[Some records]
***

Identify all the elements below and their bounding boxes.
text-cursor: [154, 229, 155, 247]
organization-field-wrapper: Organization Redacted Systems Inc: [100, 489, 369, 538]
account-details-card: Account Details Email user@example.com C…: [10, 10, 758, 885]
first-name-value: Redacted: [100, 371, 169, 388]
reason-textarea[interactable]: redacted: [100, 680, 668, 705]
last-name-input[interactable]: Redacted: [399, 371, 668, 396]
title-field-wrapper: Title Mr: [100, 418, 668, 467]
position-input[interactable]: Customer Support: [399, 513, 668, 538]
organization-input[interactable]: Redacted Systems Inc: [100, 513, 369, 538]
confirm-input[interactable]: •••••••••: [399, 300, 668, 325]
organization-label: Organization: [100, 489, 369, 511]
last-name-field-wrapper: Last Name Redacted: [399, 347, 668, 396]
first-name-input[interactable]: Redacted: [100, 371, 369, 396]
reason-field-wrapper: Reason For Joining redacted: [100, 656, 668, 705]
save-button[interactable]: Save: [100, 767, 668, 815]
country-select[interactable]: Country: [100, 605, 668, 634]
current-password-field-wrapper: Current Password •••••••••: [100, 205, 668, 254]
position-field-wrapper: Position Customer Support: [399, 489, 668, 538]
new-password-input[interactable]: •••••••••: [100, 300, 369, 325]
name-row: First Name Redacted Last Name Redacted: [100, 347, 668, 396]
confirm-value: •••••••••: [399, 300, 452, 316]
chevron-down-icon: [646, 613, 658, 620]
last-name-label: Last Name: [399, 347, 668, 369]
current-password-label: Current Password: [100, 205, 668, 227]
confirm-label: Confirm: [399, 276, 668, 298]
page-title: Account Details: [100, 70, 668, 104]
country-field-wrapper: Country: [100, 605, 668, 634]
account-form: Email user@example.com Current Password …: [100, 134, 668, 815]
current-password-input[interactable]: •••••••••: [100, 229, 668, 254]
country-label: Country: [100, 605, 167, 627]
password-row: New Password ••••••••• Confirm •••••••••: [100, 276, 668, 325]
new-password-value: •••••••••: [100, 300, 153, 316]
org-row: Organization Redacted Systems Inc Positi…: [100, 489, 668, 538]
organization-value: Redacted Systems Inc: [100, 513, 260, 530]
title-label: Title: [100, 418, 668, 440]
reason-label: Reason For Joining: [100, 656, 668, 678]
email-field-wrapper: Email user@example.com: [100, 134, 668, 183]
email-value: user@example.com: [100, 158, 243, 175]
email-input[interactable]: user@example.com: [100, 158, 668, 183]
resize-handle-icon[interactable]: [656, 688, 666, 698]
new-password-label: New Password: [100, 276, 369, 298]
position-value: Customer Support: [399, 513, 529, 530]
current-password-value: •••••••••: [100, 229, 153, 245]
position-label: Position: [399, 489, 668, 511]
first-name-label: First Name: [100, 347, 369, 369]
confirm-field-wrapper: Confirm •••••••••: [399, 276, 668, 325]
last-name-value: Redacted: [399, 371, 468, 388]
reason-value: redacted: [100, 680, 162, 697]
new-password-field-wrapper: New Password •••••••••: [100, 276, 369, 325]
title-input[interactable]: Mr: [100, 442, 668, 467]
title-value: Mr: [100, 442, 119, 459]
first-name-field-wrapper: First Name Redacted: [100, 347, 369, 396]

***

◆ REQUEST
Update the material starting at its first line and ending at the line containing "organization-input[interactable]: Redacted Systems", replacing "Customer Support" with "Technical Support" and leaving everything else as it is.

◆ ANSWER TO THIS TASK
Identify all the elements below and their bounding boxes.
text-cursor: [154, 229, 155, 247]
organization-field-wrapper: Organization Redacted Systems Inc: [100, 489, 369, 538]
account-details-card: Account Details Email user@example.com C…: [10, 10, 758, 885]
first-name-value: Redacted: [100, 371, 169, 388]
reason-textarea[interactable]: redacted: [100, 680, 668, 705]
last-name-input[interactable]: Redacted: [399, 371, 668, 396]
title-field-wrapper: Title Mr: [100, 418, 668, 467]
position-input[interactable]: Technical Support: [399, 513, 668, 538]
organization-input[interactable]: Redacted Systems Inc: [100, 513, 369, 538]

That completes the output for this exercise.